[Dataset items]
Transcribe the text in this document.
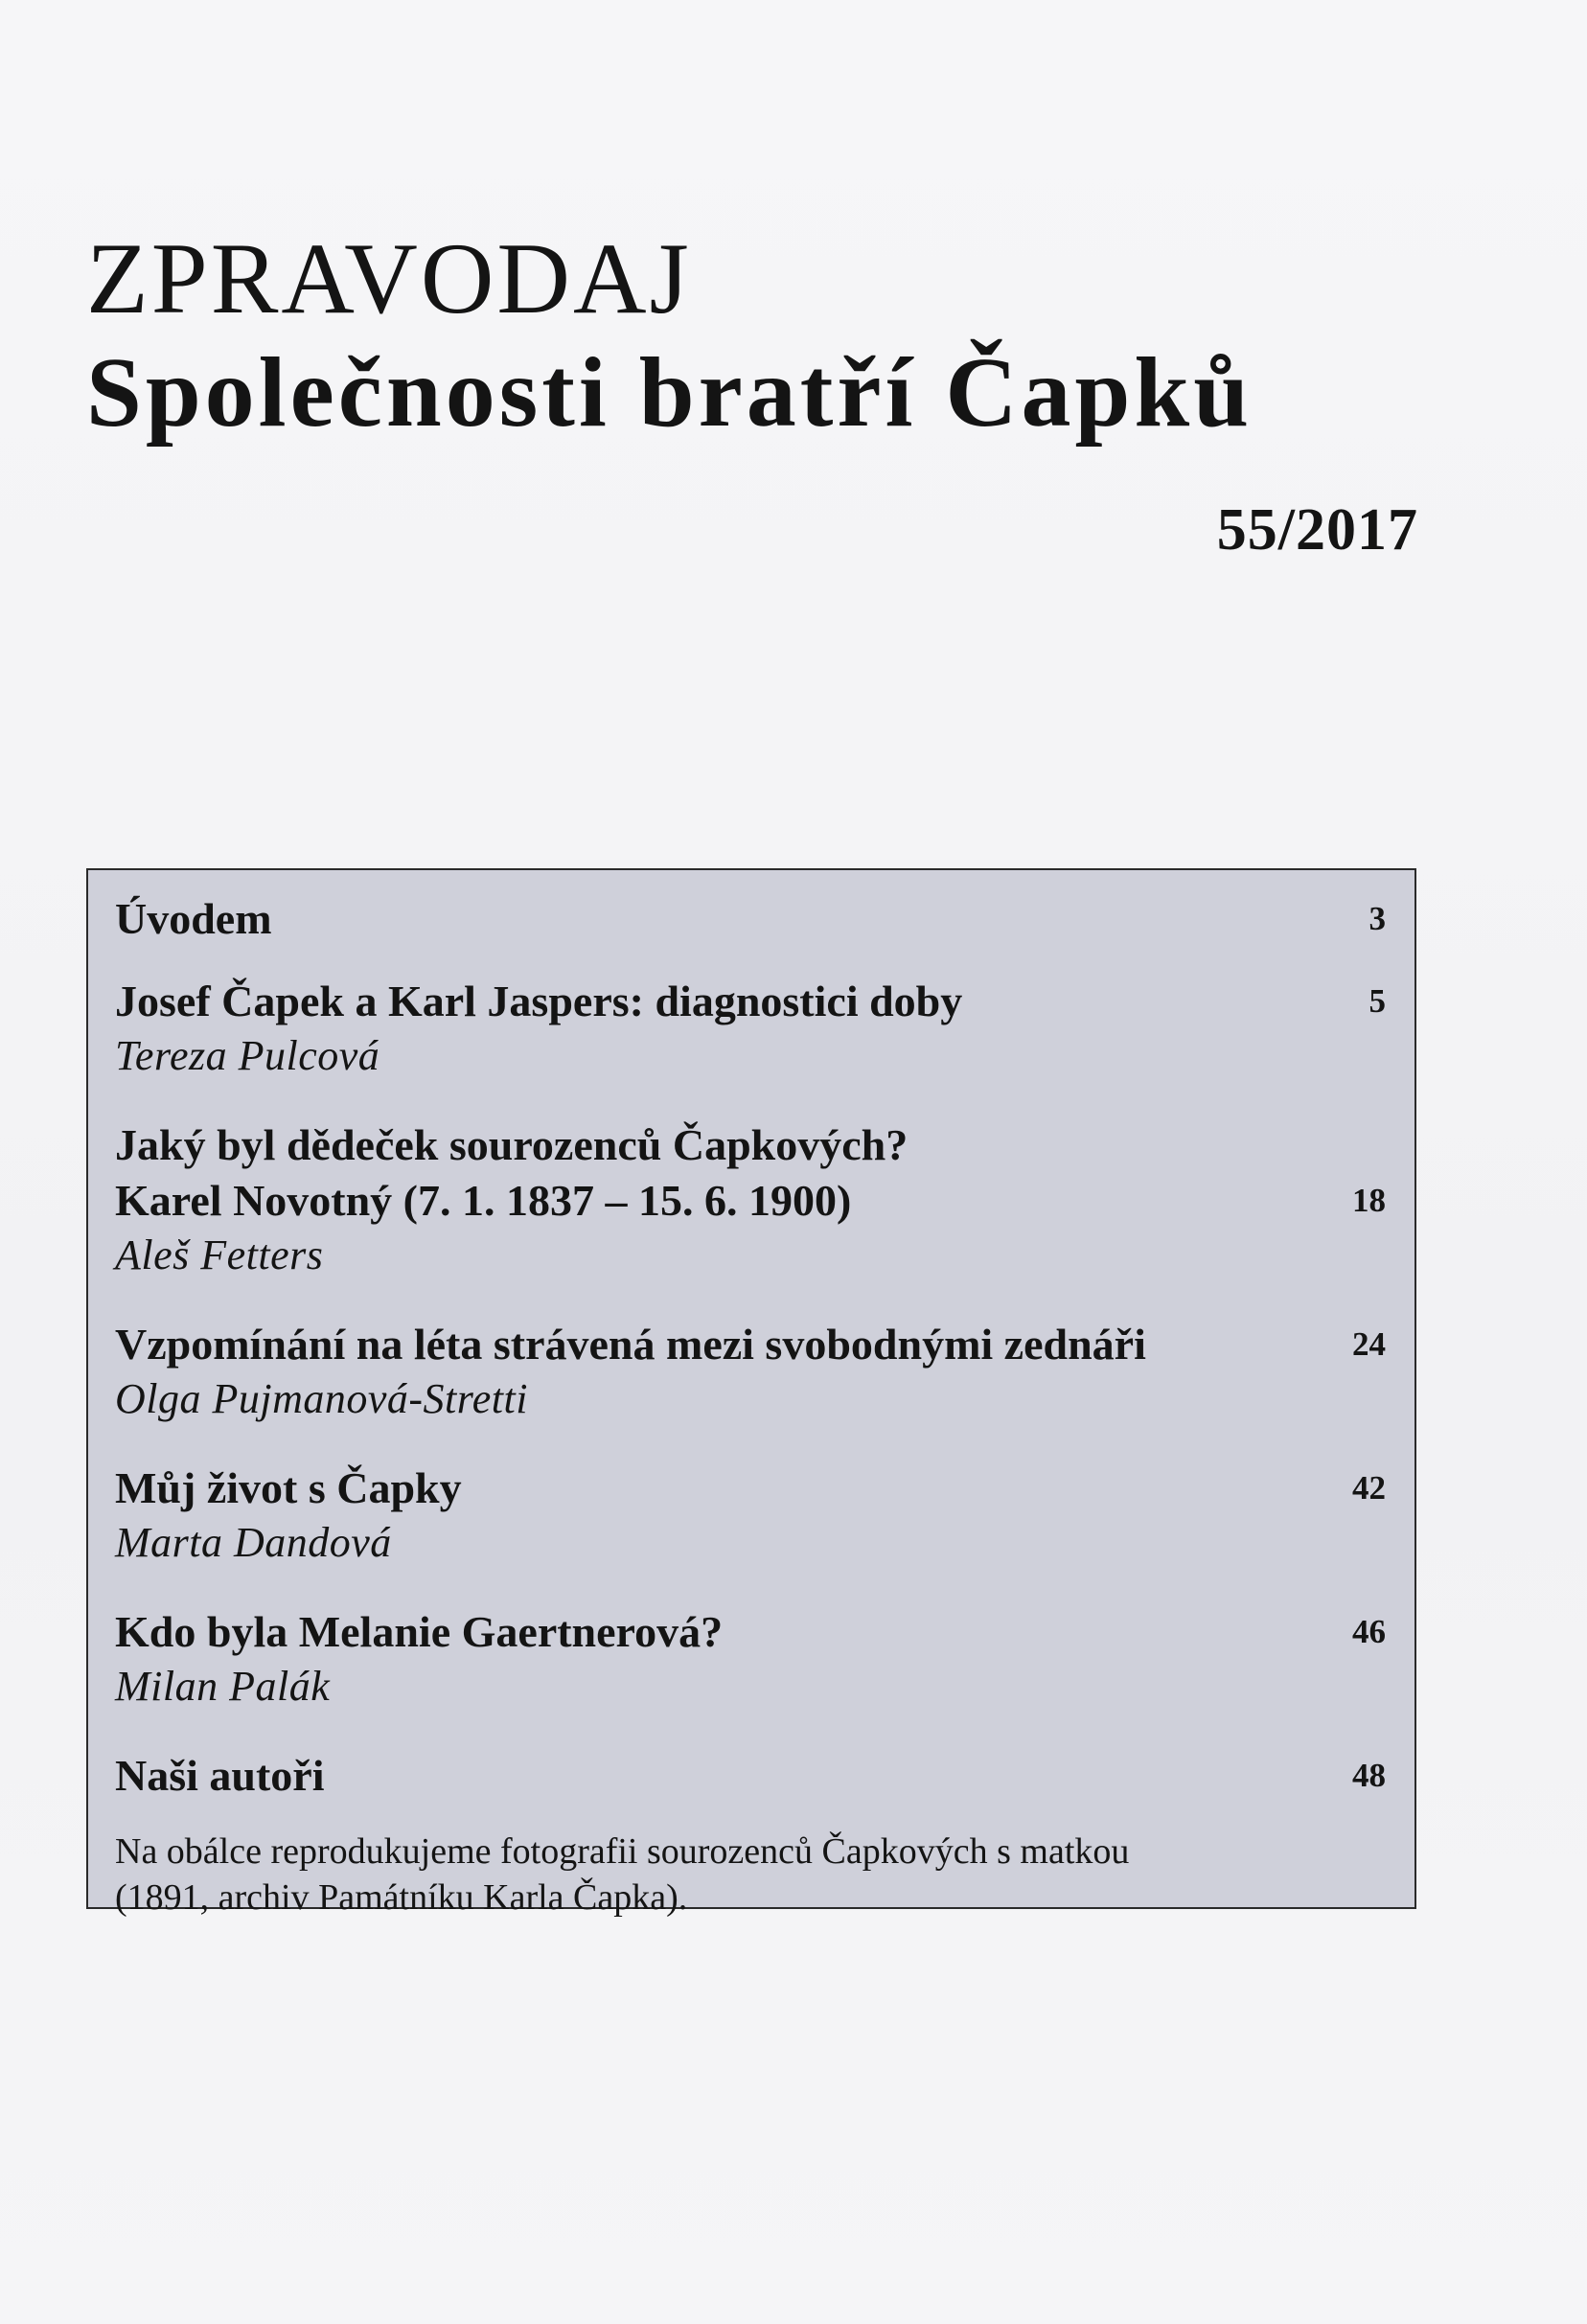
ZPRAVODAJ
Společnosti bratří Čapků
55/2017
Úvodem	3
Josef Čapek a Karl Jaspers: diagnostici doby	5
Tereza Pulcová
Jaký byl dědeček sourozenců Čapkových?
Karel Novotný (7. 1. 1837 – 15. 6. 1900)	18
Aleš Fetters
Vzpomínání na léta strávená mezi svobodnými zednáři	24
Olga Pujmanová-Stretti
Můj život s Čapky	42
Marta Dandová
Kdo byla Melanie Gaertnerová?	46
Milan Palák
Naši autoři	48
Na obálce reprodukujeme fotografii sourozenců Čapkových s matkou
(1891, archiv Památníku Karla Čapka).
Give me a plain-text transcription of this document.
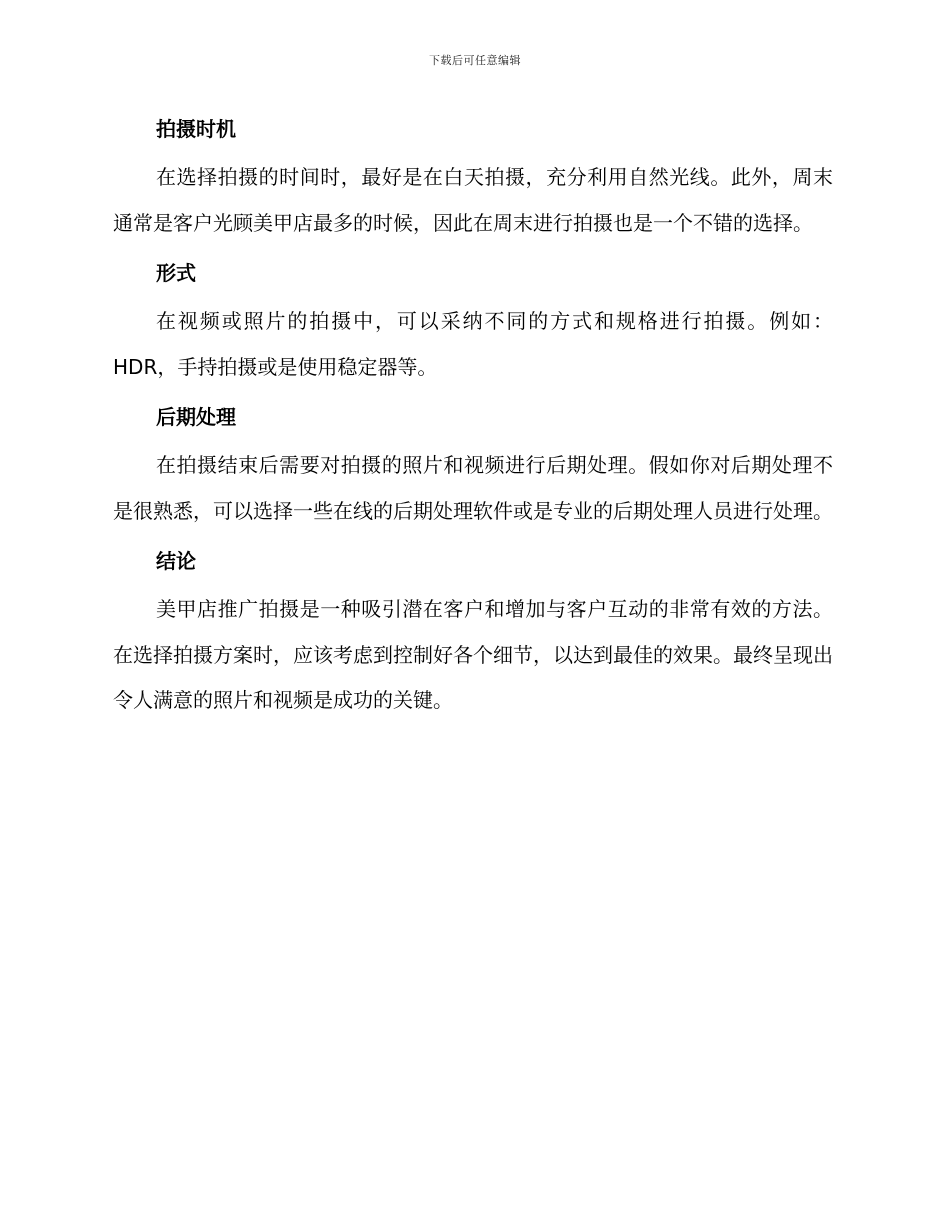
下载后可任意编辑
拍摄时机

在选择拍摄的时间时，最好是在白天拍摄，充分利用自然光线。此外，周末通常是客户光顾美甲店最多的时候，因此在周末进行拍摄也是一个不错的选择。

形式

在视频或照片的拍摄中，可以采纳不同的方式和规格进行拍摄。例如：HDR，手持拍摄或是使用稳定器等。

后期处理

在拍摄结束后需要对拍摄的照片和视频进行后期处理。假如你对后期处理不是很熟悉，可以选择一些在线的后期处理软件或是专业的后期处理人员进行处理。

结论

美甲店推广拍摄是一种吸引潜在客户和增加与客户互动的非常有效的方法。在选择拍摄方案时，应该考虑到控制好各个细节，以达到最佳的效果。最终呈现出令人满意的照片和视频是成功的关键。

■ **WHAT THE EXERCISE ASKS**
Make an exact copy of the whole listing, but don't bring over any pictures.

■ **OUTPUT OF THE TASK**
Transcribe the text in this document.
ZPRAVODAJ
Společnosti bratří Čapků
55/2017
Úvodem	3
Josef Čapek a Karl Jaspers: diagnostici doby	5
Tereza Pulcová
Jaký byl dědeček sourozenců Čapkových?
Karel Novotný (7. 1. 1837 – 15. 6. 1900)	18
Aleš Fetters
Vzpomínání na léta strávená mezi svobodnými zednáři	24
Olga Pujmanová-Stretti
Můj život s Čapky	42
Marta Dandová
Kdo byla Melanie Gaertnerová?	46
Milan Palák
Naši autoři	48
Na obálce reprodukujeme fotografii sourozenců Čapkových s matkou
(1891, archiv Památníku Karla Čapka).
Give me a plain-text transcription of this document.
下载后可任意编辑
拍摄时机

在选择拍摄的时间时，最好是在白天拍摄，充分利用自然光线。此外，周末通常是客户光顾美甲店最多的时候，因此在周末进行拍摄也是一个不错的选择。

形式

在视频或照片的拍摄中，可以采纳不同的方式和规格进行拍摄。例如：HDR，手持拍摄或是使用稳定器等。

后期处理

在拍摄结束后需要对拍摄的照片和视频进行后期处理。假如你对后期处理不是很熟悉，可以选择一些在线的后期处理软件或是专业的后期处理人员进行处理。

结论

美甲店推广拍摄是一种吸引潜在客户和增加与客户互动的非常有效的方法。在选择拍摄方案时，应该考虑到控制好各个细节，以达到最佳的效果。最终呈现出令人满意的照片和视频是成功的关键。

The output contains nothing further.